Dataset rows about figures:
++++++++++++++++++++

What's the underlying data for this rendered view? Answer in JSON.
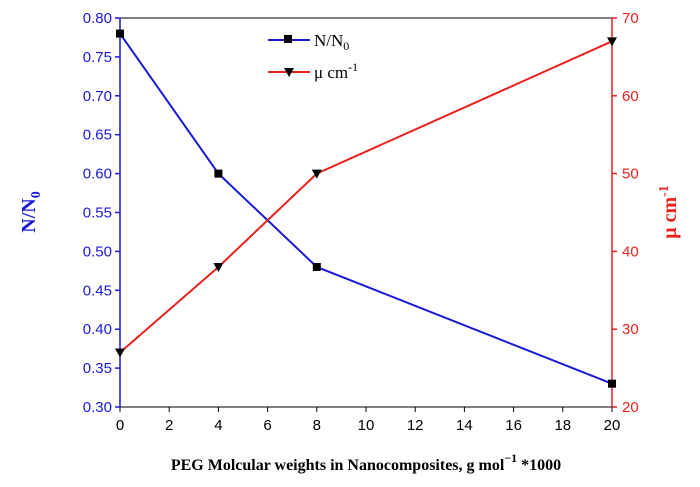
{
  "chart_data": {
    "type": "line",
    "title": "",
    "categories": [
      0,
      4,
      8,
      20
    ],
    "x_ticks": [
      "0",
      "2",
      "4",
      "6",
      "8",
      "10",
      "12",
      "14",
      "16",
      "18",
      "20"
    ],
    "x_range": [
      0,
      20
    ],
    "xlabel_main": "PEG Molcular weights in Nanocomposites, g mol",
    "xlabel_sup": "−1",
    "xlabel_tail": " *1000",
    "left_axis": {
      "label_main": "N/N",
      "label_sub": "0",
      "range": [
        0.3,
        0.8
      ],
      "ticks": [
        "0.30",
        "0.35",
        "0.40",
        "0.45",
        "0.50",
        "0.55",
        "0.60",
        "0.65",
        "0.70",
        "0.75",
        "0.80"
      ],
      "color": "#1a1ad6"
    },
    "right_axis": {
      "label_main": "μ cm",
      "label_sup": "-1",
      "range": [
        20,
        70
      ],
      "ticks": [
        "20",
        "30",
        "40",
        "50",
        "60",
        "70"
      ],
      "color": "#e8221e"
    },
    "series": [
      {
        "name_main": "N/N",
        "name_sub": "0",
        "axis": "left",
        "marker": "square",
        "line_color": "#1a1ad6",
        "x": [
          0,
          4,
          8,
          20
        ],
        "values": [
          0.78,
          0.6,
          0.48,
          0.33
        ]
      },
      {
        "name_main": "μ cm",
        "name_sup": "-1",
        "axis": "right",
        "marker": "triangle-down",
        "line_color": "#e8221e",
        "x": [
          0,
          4,
          8,
          20
        ],
        "values": [
          27,
          38,
          50,
          67
        ]
      }
    ],
    "legend_position": "top-center"
  }
}
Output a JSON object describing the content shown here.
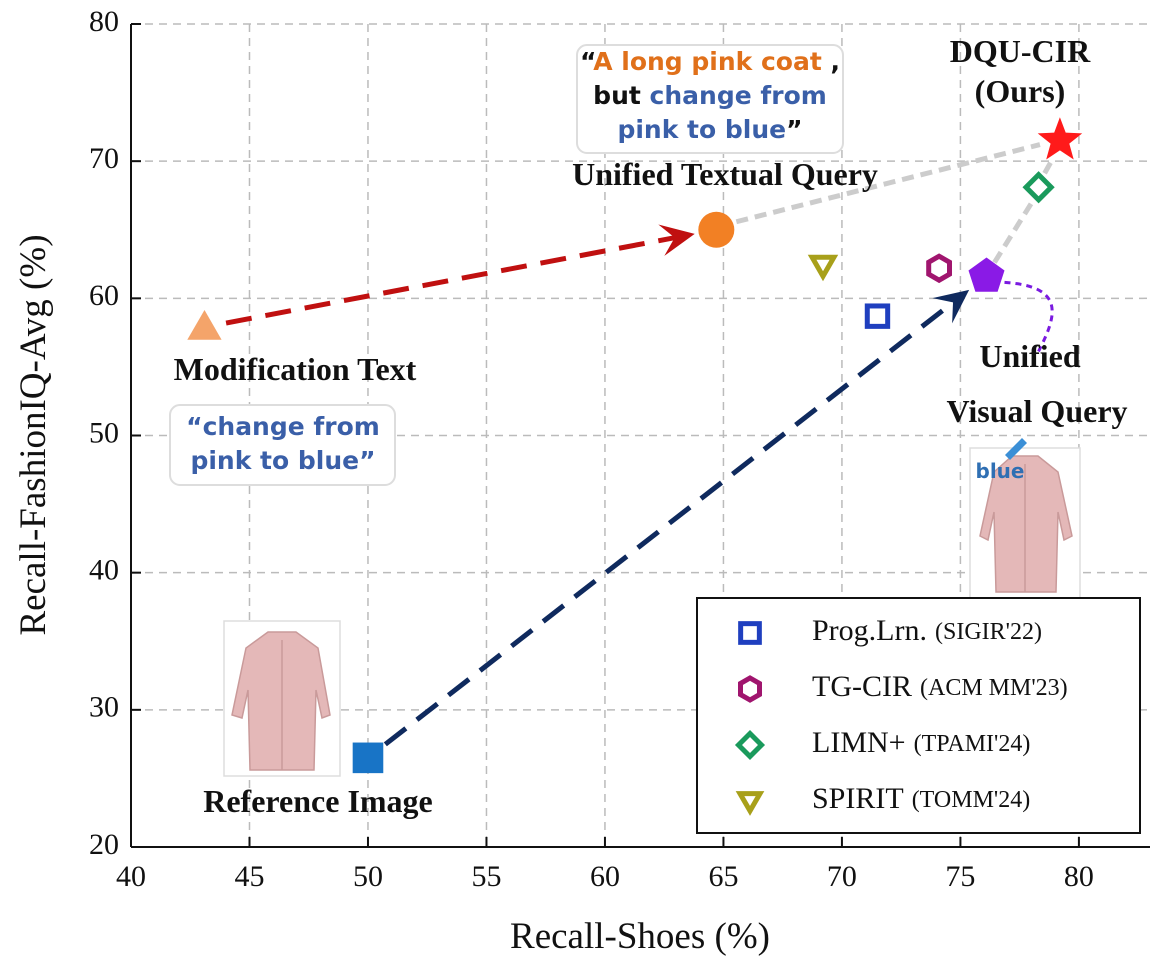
{
  "chart_data": {
    "type": "scatter",
    "xlabel": "Recall-Shoes (%)",
    "ylabel": "Recall-FashionIQ-Avg (%)",
    "xlim": [
      40,
      83
    ],
    "ylim": [
      20,
      80
    ],
    "xticks": [
      40,
      45,
      50,
      55,
      60,
      65,
      70,
      75,
      80
    ],
    "yticks": [
      20,
      30,
      40,
      50,
      60,
      70,
      80
    ],
    "grid": true,
    "series": [
      {
        "name": "Prog.Lrn.",
        "venue": "(SIGIR'22)",
        "color": "#1f3fbf",
        "marker": "square",
        "x": [
          71.5
        ],
        "y": [
          58.7
        ]
      },
      {
        "name": "TG-CIR",
        "venue": "(ACM MM'23)",
        "color": "#a0156e",
        "marker": "hexagon",
        "x": [
          74.1
        ],
        "y": [
          62.2
        ]
      },
      {
        "name": "LIMN+",
        "venue": "(TPAMI'24)",
        "color": "#1a9a5c",
        "marker": "diamond",
        "x": [
          78.3
        ],
        "y": [
          68.1
        ]
      },
      {
        "name": "SPIRIT",
        "venue": "(TOMM'24)",
        "color": "#a8a01a",
        "marker": "triangle-down",
        "x": [
          69.2
        ],
        "y": [
          62.4
        ]
      }
    ],
    "points": [
      {
        "label": [
          "Modification Text"
        ],
        "color": "#f4a46a",
        "marker": "triangle",
        "x": 43.1,
        "y": 57.9
      },
      {
        "label": [
          "Unified Textual Query"
        ],
        "color": "#f28024",
        "marker": "circle",
        "x": 64.7,
        "y": 65.0
      },
      {
        "label": [
          "DQU-CIR",
          "(Ours)"
        ],
        "color": "#ff1a1a",
        "marker": "star",
        "x": 79.2,
        "y": 71.5
      },
      {
        "label": [
          "Unified",
          "Visual Query"
        ],
        "color": "#8a1ae6",
        "marker": "pentagon",
        "x": 76.1,
        "y": 61.6
      },
      {
        "label": [
          "Reference Image"
        ],
        "color": "#1874c6",
        "marker": "square",
        "x": 50.0,
        "y": 26.5
      }
    ]
  },
  "quotes": [
    [
      [
        {
          "text": "“",
          "color": "#111"
        },
        {
          "text": "A long pink coat",
          "color": "#e0701a"
        },
        {
          "text": " ,",
          "color": "#111"
        }
      ],
      [
        {
          "text": "but ",
          "color": "#111"
        },
        {
          "text": "change from",
          "color": "#3a5fa8"
        }
      ],
      [
        {
          "text": "pink to blue",
          "color": "#3a5fa8"
        },
        {
          "text": "”",
          "color": "#111"
        }
      ]
    ],
    [
      [
        {
          "text": "“change from",
          "color": "#3a5fa8"
        }
      ],
      [
        {
          "text": "pink to blue”",
          "color": "#3a5fa8"
        }
      ]
    ]
  ],
  "image_text": "blue"
}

++++++++++++++++++++

What to work on
Every line above should be repeated exactly; pictures stay out of the copy.

Finished task
What's the underlying data for this rendered view? Answer in JSON.
{
  "chart_data": {
    "type": "line",
    "title": "",
    "categories": [
      0,
      4,
      8,
      20
    ],
    "x_ticks": [
      "0",
      "2",
      "4",
      "6",
      "8",
      "10",
      "12",
      "14",
      "16",
      "18",
      "20"
    ],
    "x_range": [
      0,
      20
    ],
    "xlabel_main": "PEG Molcular weights in Nanocomposites, g mol",
    "xlabel_sup": "−1",
    "xlabel_tail": " *1000",
    "left_axis": {
      "label_main": "N/N",
      "label_sub": "0",
      "range": [
        0.3,
        0.8
      ],
      "ticks": [
        "0.30",
        "0.35",
        "0.40",
        "0.45",
        "0.50",
        "0.55",
        "0.60",
        "0.65",
        "0.70",
        "0.75",
        "0.80"
      ],
      "color": "#1a1ad6"
    },
    "right_axis": {
      "label_main": "μ cm",
      "label_sup": "-1",
      "range": [
        20,
        70
      ],
      "ticks": [
        "20",
        "30",
        "40",
        "50",
        "60",
        "70"
      ],
      "color": "#e8221e"
    },
    "series": [
      {
        "name_main": "N/N",
        "name_sub": "0",
        "axis": "left",
        "marker": "square",
        "line_color": "#1a1ad6",
        "x": [
          0,
          4,
          8,
          20
        ],
        "values": [
          0.78,
          0.6,
          0.48,
          0.33
        ]
      },
      {
        "name_main": "μ cm",
        "name_sup": "-1",
        "axis": "right",
        "marker": "triangle-down",
        "line_color": "#e8221e",
        "x": [
          0,
          4,
          8,
          20
        ],
        "values": [
          27,
          38,
          50,
          67
        ]
      }
    ],
    "legend_position": "top-center"
  }
}
Output a JSON object describing the content shown here.
{
  "chart_data": {
    "type": "scatter",
    "xlabel": "Recall-Shoes (%)",
    "ylabel": "Recall-FashionIQ-Avg (%)",
    "xlim": [
      40,
      83
    ],
    "ylim": [
      20,
      80
    ],
    "xticks": [
      40,
      45,
      50,
      55,
      60,
      65,
      70,
      75,
      80
    ],
    "yticks": [
      20,
      30,
      40,
      50,
      60,
      70,
      80
    ],
    "grid": true,
    "series": [
      {
        "name": "Prog.Lrn.",
        "venue": "(SIGIR'22)",
        "color": "#1f3fbf",
        "marker": "square",
        "x": [
          71.5
        ],
        "y": [
          58.7
        ]
      },
      {
        "name": "TG-CIR",
        "venue": "(ACM MM'23)",
        "color": "#a0156e",
        "marker": "hexagon",
        "x": [
          74.1
        ],
        "y": [
          62.2
        ]
      },
      {
        "name": "LIMN+",
        "venue": "(TPAMI'24)",
        "color": "#1a9a5c",
        "marker": "diamond",
        "x": [
          78.3
        ],
        "y": [
          68.1
        ]
      },
      {
        "name": "SPIRIT",
        "venue": "(TOMM'24)",
        "color": "#a8a01a",
        "marker": "triangle-down",
        "x": [
          69.2
        ],
        "y": [
          62.4
        ]
      }
    ],
    "points": [
      {
        "label": [
          "Modification Text"
        ],
        "color": "#f4a46a",
        "marker": "triangle",
        "x": 43.1,
        "y": 57.9
      },
      {
        "label": [
          "Unified Textual Query"
        ],
        "color": "#f28024",
        "marker": "circle",
        "x": 64.7,
        "y": 65.0
      },
      {
        "label": [
          "DQU-CIR",
          "(Ours)"
        ],
        "color": "#ff1a1a",
        "marker": "star",
        "x": 79.2,
        "y": 71.5
      },
      {
        "label": [
          "Unified",
          "Visual Query"
        ],
        "color": "#8a1ae6",
        "marker": "pentagon",
        "x": 76.1,
        "y": 61.6
      },
      {
        "label": [
          "Reference Image"
        ],
        "color": "#1874c6",
        "marker": "square",
        "x": 50.0,
        "y": 26.5
      }
    ]
  },
  "quotes": [
    [
      [
        {
          "text": "“",
          "color": "#111"
        },
        {
          "text": "A long pink coat",
          "color": "#e0701a"
        },
        {
          "text": " ,",
          "color": "#111"
        }
      ],
      [
        {
          "text": "but ",
          "color": "#111"
        },
        {
          "text": "change from",
          "color": "#3a5fa8"
        }
      ],
      [
        {
          "text": "pink to blue",
          "color": "#3a5fa8"
        },
        {
          "text": "”",
          "color": "#111"
        }
      ]
    ],
    [
      [
        {
          "text": "“change from",
          "color": "#3a5fa8"
        }
      ],
      [
        {
          "text": "pink to blue”",
          "color": "#3a5fa8"
        }
      ]
    ]
  ],
  "image_text": "blue"
}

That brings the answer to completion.